### TASK 1:
Put this sentence from the passage on cover artists below into Spanish: "Brendan Smith is another cover artist I’ve used several times."
### TASK 2:
Reproduce part of the passage on cover artists below word for word, beginning at "Brendan Smith is" and stopping after "also very responsive.".
### TASK 3:
In the passage on cover artists below, how long did Brendan Smith take to make the cover for Beast Within?

### EXTRACT:
--*--

So far, I’ve used two artists and devised some of the covers for my mini-anthologies myself (which are not good covers but the books are free so there’s that). Loraine van Tonder is my go-to cover designer. I love her work and I’ve bought more than a dozen covers from her and will undoubtedly buy more. She’s in South Africa but she is very easy to work with and consistently gives me stunning covers that really make an impression. I stumbled across her FB site from somewhere else, found a premade perfect for Curse of the Jenri with just a little tweaking and she ended up remaking covers for my existing novels (Saving Tessa, Nine Lives, Tarot Queen) except for Beast Within which was created by Brendan Smith. She also revamped my covers for my poetry collection (Musings of a Nascent Poet) and my first anthology (Creating Dreams). Since then, she has built covers for me for Incantation (Book one of the Witches and Demons trilogy), Legacy (my second anthology), and The Taming of Dracul Morsus (as well as several covers for future books). 

Brendan Smith is another cover artist I’ve used several times. He made Beast Within‘s cover within an hour (apparently for fun) and provided a premade perfect for Ideal Insurgent. He also did a cover for my mini-anthology Easy Prey.
He is also very responsive.

Loraine van Tonder can be found on FB if you search Ryn Katryn. Brendan Smith can also be found on FB. 

What’s your favourite kind of music?

--*--

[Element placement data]
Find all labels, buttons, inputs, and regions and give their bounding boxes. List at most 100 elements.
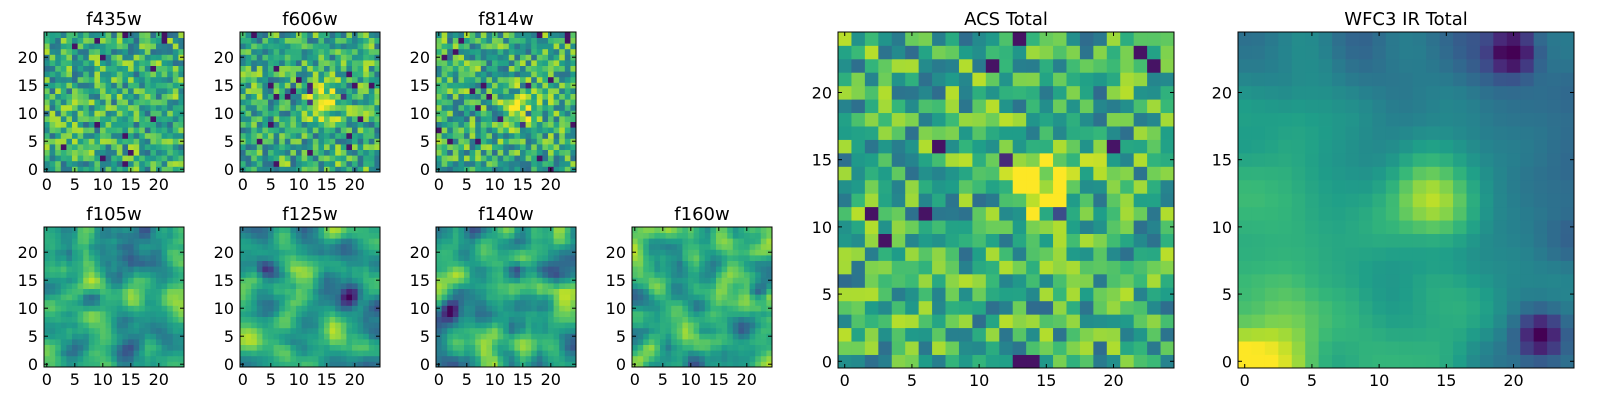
- heatmap-cell: [441, 121, 448, 128]
- heatmap-cell: [307, 127, 314, 134]
- heatmap-cell: [77, 305, 84, 312]
- heatmap-cell: [374, 311, 381, 317]
- heatmap-cell: [77, 82, 84, 89]
- heatmap-cell: [486, 132, 493, 139]
- heatmap-cell: [167, 71, 174, 78]
- heatmap-cell: [122, 93, 129, 100]
- heatmap-cell: [738, 355, 745, 362]
- heatmap-cell: [660, 322, 666, 329]
- heatmap-cell: [727, 344, 734, 351]
- heatmap-cell: [240, 93, 246, 100]
- y-tick-label: 15: [214, 76, 234, 95]
- heatmap-cell: [570, 60, 577, 66]
- heatmap-cell: [985, 166, 1000, 181]
- heatmap-cell: [329, 243, 336, 250]
- heatmap-cell: [273, 344, 280, 351]
- heatmap-cell: [531, 166, 538, 173]
- heatmap-cell: [441, 82, 448, 89]
- heatmap-cell: [452, 144, 459, 150]
- heatmap-cell: [716, 283, 722, 289]
- heatmap-cell: [891, 247, 906, 261]
- heatmap-cell: [436, 43, 442, 50]
- heatmap-cell: [340, 238, 347, 245]
- heatmap-cell: [312, 294, 319, 301]
- heatmap-cell: [167, 243, 174, 250]
- heatmap-cell: [514, 316, 521, 323]
- heatmap-cell: [688, 255, 694, 261]
- heatmap-cell: [441, 294, 448, 301]
- heatmap-cell: [256, 266, 263, 273]
- heatmap-cell: [128, 104, 134, 111]
- heatmap-cell: [279, 160, 286, 167]
- heatmap-cell: [452, 344, 459, 351]
- heatmap-cell: [49, 288, 56, 295]
- heatmap-cell: [665, 277, 672, 284]
- heatmap-cell: [508, 299, 515, 306]
- heatmap-cell: [520, 305, 526, 312]
- heatmap-cell: [1160, 220, 1175, 234]
- heatmap-cell: [464, 294, 470, 301]
- heatmap-cell: [324, 160, 330, 167]
- heatmap-cell: [296, 238, 302, 245]
- heatmap-cell: [536, 344, 543, 351]
- heatmap-cell: [710, 339, 717, 345]
- heatmap-cell: [503, 299, 510, 306]
- heatmap-cell: [340, 116, 347, 122]
- heatmap-cell: [564, 249, 571, 256]
- heatmap-cell: [878, 314, 893, 329]
- heatmap-cell: [335, 361, 342, 368]
- heatmap-cell: [318, 37, 325, 44]
- heatmap-cell: [878, 247, 893, 261]
- heatmap-cell: [133, 65, 140, 72]
- heatmap-cell: [542, 82, 549, 89]
- heatmap-cell: [111, 32, 118, 38]
- heatmap-cell: [643, 299, 650, 306]
- heatmap-cell: [72, 132, 78, 139]
- heatmap-cell: [464, 160, 470, 167]
- heatmap-cell: [245, 305, 252, 312]
- heatmap-cell: [144, 32, 151, 38]
- heatmap-cell: [671, 294, 678, 301]
- heatmap-cell: [290, 82, 297, 89]
- heatmap-cell: [144, 110, 151, 117]
- heatmap-cell: [167, 283, 174, 289]
- heatmap-cell: [245, 155, 252, 162]
- heatmap-cell: [329, 60, 336, 66]
- heatmap-cell: [105, 311, 112, 317]
- heatmap-cell: [296, 48, 302, 55]
- heatmap-cell: [447, 43, 454, 50]
- heatmap-cell: [749, 294, 756, 301]
- heatmap-cell: [44, 48, 50, 55]
- heatmap-cell: [60, 249, 67, 256]
- heatmap-cell: [374, 339, 381, 345]
- heatmap-cell: [133, 144, 140, 150]
- heatmap-cell: [178, 144, 185, 150]
- heatmap-cell: [144, 54, 151, 61]
- heatmap-cell: [704, 322, 711, 329]
- heatmap-cell: [139, 266, 146, 273]
- heatmap-cell: [66, 283, 73, 289]
- heatmap-cell: [441, 127, 448, 134]
- heatmap-cell: [150, 350, 157, 357]
- heatmap-cell: [318, 238, 325, 245]
- heatmap-cell: [905, 354, 920, 369]
- heatmap-cell: [88, 132, 95, 139]
- heatmap-cell: [682, 238, 689, 245]
- heatmap-cell: [531, 305, 538, 312]
- heatmap-cell: [44, 37, 50, 44]
- heatmap-cell: [676, 361, 683, 368]
- heatmap-cell: [553, 350, 560, 357]
- heatmap-cell: [251, 166, 258, 173]
- heatmap-cell: [559, 260, 566, 267]
- heatmap-cell: [374, 149, 381, 156]
- heatmap-cell: [536, 355, 543, 362]
- heatmap-cell: [548, 37, 554, 44]
- heatmap-cell: [542, 311, 549, 317]
- heatmap-cell: [486, 32, 493, 38]
- heatmap-cell: [139, 361, 146, 368]
- heatmap-cell: [161, 305, 168, 312]
- heatmap-cell: [486, 327, 493, 334]
- heatmap-cell: [654, 305, 661, 312]
- heatmap-cell: [458, 121, 465, 128]
- heatmap-cell: [368, 54, 375, 61]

--*--

### WRITTEN SOLUTION 1:
Brendan Smith es otro artista de portadas que he utilizado varias veces.

### WRITTEN SOLUTION 2:
Brendan Smith is another cover artist I’ve used several times. He made Beast Within‘s cover within an hour (apparently for fun) and provided a premade perfect for Ideal Insurgent. He also did a cover for my mini-anthology Easy Prey.
He is also very responsive.

### WRITTEN SOLUTION 3:
Within an hour.